Work required: Extract every line below that contains the word "happened".

Records to use:
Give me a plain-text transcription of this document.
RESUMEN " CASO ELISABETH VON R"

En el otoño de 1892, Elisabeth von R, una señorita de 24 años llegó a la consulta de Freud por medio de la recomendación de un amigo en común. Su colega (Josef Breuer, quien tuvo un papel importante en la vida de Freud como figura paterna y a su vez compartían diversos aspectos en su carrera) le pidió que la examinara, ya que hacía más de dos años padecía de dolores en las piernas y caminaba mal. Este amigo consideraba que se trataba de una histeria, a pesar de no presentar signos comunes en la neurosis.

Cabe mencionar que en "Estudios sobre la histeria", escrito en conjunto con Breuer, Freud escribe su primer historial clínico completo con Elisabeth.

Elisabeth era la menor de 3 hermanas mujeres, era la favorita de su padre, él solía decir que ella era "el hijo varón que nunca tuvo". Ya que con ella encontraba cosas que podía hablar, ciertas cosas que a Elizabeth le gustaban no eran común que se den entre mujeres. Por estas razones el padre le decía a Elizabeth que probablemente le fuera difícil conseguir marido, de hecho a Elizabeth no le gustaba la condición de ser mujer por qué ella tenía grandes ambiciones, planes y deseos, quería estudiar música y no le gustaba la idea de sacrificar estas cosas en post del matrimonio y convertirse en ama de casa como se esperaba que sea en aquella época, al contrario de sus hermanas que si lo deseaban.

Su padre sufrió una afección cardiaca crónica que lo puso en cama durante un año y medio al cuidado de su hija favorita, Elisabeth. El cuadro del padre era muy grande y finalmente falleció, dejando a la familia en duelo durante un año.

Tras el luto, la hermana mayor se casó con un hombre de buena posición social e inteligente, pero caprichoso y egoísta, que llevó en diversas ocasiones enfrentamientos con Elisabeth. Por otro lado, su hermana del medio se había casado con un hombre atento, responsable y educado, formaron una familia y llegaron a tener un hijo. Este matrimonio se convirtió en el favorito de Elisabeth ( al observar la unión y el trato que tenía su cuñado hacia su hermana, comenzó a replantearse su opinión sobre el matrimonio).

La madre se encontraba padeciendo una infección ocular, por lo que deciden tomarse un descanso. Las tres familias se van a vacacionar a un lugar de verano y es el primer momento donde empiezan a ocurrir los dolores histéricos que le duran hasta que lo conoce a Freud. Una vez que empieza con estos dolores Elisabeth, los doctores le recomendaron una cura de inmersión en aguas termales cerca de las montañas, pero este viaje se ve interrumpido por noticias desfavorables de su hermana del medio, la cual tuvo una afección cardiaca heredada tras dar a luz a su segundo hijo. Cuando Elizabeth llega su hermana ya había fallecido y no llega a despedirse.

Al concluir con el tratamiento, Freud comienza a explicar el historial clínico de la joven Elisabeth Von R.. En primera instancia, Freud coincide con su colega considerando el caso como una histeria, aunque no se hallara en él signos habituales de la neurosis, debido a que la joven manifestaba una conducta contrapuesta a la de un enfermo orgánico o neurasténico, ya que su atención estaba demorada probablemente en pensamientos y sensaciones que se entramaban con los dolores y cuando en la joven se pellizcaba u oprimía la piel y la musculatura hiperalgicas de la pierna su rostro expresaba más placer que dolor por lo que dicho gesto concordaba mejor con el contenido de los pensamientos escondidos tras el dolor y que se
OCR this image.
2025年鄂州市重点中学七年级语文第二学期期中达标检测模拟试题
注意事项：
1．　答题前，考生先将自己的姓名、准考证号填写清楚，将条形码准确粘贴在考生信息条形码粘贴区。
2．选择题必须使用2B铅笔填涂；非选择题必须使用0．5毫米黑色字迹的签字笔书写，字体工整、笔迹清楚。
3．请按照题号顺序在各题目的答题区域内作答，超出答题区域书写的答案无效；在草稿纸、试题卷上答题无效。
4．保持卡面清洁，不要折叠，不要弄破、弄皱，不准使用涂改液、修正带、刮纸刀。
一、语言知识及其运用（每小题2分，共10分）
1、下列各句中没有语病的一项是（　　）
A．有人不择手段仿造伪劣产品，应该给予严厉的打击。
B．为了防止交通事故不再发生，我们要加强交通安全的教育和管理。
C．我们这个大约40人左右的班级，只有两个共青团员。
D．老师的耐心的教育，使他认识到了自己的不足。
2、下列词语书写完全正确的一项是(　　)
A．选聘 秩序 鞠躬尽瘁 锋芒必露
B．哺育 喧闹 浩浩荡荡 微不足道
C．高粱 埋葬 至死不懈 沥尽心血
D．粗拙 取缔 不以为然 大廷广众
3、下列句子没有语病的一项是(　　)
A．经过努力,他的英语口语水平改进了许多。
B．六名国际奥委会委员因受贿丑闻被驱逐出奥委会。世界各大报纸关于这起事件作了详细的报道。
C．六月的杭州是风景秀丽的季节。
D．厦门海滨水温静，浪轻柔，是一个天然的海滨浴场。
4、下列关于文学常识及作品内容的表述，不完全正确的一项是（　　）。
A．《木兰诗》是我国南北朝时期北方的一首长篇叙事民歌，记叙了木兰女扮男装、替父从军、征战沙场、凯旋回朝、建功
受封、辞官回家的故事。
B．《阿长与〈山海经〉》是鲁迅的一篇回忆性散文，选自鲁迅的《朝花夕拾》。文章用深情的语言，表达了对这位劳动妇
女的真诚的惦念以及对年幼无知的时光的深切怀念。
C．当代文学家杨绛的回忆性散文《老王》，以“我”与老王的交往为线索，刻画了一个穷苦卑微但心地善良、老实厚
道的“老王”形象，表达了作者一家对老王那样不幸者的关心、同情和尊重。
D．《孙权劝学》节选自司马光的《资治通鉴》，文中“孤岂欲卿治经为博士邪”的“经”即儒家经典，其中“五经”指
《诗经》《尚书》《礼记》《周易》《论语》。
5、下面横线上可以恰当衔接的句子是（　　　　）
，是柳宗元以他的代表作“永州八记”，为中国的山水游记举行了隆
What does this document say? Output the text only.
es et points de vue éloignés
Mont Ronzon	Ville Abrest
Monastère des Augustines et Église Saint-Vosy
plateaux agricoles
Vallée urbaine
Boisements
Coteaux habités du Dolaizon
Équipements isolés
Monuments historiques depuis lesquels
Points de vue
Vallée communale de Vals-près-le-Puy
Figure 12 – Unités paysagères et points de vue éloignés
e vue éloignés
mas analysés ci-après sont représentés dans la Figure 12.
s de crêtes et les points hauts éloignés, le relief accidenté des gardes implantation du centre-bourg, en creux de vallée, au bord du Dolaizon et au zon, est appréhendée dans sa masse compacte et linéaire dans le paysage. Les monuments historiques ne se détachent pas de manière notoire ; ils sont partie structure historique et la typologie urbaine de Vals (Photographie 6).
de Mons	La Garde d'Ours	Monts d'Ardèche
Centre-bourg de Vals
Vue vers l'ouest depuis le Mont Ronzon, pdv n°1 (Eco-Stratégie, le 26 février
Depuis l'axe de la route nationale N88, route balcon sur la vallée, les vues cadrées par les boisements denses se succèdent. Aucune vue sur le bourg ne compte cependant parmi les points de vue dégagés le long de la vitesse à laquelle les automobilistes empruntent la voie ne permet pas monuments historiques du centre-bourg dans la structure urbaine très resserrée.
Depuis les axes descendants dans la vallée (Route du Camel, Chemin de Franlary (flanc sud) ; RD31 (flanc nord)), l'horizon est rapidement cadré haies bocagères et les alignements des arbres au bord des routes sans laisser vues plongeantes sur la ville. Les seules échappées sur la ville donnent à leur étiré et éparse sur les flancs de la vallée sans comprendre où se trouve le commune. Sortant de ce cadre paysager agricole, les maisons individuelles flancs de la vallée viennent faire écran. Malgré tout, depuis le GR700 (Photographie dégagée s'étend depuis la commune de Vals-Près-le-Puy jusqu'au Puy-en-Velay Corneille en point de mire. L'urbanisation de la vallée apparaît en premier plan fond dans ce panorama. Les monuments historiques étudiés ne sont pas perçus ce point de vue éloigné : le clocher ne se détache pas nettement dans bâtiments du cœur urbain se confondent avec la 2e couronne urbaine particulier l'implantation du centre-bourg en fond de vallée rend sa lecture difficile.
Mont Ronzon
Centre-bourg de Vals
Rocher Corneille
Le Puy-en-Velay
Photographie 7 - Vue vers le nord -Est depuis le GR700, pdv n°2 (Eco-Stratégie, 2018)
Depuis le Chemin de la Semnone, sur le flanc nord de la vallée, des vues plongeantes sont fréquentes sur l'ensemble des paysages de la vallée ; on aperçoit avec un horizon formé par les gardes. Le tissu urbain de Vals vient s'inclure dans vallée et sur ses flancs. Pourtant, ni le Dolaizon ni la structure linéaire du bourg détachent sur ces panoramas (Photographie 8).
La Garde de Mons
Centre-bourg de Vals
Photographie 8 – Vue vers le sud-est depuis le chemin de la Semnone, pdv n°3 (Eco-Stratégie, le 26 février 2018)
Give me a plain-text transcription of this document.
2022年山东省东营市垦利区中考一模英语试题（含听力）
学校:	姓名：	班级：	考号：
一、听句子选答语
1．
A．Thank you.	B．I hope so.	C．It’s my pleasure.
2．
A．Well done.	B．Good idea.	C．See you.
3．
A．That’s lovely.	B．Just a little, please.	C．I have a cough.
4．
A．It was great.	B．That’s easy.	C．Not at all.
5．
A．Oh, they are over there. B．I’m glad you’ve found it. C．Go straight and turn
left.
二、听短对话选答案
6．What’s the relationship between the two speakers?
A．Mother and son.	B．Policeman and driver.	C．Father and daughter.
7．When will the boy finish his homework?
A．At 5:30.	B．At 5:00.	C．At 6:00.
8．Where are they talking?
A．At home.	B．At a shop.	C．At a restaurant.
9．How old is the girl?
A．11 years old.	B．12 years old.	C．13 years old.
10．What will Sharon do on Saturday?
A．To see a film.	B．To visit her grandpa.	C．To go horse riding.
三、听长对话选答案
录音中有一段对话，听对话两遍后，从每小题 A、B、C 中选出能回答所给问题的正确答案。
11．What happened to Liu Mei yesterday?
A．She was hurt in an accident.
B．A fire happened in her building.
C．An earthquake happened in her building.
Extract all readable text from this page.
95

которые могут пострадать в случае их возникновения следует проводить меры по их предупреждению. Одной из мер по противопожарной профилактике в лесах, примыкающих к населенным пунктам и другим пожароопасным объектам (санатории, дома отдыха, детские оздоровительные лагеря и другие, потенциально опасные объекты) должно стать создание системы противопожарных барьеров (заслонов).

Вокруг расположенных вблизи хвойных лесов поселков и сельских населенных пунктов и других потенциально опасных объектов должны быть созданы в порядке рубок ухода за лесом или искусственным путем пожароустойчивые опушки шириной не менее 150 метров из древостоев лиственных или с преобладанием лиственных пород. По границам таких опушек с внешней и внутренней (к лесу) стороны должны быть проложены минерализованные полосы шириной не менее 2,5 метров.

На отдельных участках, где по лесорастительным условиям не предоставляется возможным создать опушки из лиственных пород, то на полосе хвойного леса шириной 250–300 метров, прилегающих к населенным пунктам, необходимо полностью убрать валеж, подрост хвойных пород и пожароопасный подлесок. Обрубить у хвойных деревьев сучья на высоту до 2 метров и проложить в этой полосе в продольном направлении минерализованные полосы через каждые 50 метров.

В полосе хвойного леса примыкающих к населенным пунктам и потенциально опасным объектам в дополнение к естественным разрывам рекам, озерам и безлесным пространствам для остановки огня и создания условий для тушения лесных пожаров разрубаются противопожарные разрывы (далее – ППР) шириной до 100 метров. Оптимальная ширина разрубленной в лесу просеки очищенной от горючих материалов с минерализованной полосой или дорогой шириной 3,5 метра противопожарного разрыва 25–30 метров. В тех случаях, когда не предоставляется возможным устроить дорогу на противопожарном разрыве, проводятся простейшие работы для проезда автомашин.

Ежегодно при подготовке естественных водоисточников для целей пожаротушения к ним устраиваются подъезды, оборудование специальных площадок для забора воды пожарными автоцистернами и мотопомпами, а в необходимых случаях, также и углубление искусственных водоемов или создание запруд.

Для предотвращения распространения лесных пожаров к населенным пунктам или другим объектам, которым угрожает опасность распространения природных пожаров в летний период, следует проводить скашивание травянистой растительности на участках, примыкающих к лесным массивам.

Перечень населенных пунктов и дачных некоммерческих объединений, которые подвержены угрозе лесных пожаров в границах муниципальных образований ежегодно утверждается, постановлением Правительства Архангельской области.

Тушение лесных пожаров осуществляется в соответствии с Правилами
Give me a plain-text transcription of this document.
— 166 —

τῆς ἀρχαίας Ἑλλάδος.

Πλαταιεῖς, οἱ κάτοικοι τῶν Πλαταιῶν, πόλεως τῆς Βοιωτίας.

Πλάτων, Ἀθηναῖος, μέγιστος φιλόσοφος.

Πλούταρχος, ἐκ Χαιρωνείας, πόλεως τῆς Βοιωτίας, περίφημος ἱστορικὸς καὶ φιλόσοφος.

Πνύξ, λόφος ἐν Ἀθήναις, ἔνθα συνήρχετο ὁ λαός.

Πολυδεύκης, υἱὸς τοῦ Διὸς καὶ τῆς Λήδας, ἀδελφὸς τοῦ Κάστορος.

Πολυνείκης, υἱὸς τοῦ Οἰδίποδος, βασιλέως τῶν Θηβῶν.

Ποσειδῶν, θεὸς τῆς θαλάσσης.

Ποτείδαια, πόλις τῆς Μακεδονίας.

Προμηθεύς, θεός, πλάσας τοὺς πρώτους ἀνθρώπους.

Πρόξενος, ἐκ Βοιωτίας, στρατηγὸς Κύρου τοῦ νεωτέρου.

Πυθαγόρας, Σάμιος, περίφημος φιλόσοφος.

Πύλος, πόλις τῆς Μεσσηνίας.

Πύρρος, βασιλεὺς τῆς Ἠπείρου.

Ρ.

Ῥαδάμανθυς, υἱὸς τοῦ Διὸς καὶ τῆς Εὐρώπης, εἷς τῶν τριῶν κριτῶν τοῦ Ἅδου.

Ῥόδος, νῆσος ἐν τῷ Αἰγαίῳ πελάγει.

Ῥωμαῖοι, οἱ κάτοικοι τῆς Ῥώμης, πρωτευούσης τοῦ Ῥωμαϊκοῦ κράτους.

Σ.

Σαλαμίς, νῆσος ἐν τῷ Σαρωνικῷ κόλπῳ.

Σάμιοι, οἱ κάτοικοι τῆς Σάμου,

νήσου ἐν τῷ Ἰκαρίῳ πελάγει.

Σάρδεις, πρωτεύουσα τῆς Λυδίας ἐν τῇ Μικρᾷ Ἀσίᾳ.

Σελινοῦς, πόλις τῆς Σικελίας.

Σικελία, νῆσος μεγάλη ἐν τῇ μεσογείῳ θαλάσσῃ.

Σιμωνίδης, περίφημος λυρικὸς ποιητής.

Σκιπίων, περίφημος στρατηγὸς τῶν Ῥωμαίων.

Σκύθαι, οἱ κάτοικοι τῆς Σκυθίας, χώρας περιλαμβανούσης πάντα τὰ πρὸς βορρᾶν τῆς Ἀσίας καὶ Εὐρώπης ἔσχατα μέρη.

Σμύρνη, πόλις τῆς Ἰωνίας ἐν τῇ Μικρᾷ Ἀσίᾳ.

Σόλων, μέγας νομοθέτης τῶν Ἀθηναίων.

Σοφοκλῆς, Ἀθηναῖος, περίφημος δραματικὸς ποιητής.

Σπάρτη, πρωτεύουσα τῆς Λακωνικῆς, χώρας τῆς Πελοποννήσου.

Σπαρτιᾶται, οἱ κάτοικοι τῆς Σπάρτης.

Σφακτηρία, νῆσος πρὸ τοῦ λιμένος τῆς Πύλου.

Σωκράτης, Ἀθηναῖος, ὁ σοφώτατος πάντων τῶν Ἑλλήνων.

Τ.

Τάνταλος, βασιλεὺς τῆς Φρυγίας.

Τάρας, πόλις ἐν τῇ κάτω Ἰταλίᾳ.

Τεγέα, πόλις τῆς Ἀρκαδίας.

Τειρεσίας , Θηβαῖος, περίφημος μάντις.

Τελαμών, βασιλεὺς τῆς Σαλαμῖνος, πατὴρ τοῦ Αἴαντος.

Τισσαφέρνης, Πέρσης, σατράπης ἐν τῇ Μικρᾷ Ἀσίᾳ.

Expected answer:
11．What happened to Liu Mei yesterday?
B．A fire happened in her building.
C．An earthquake happened in her building.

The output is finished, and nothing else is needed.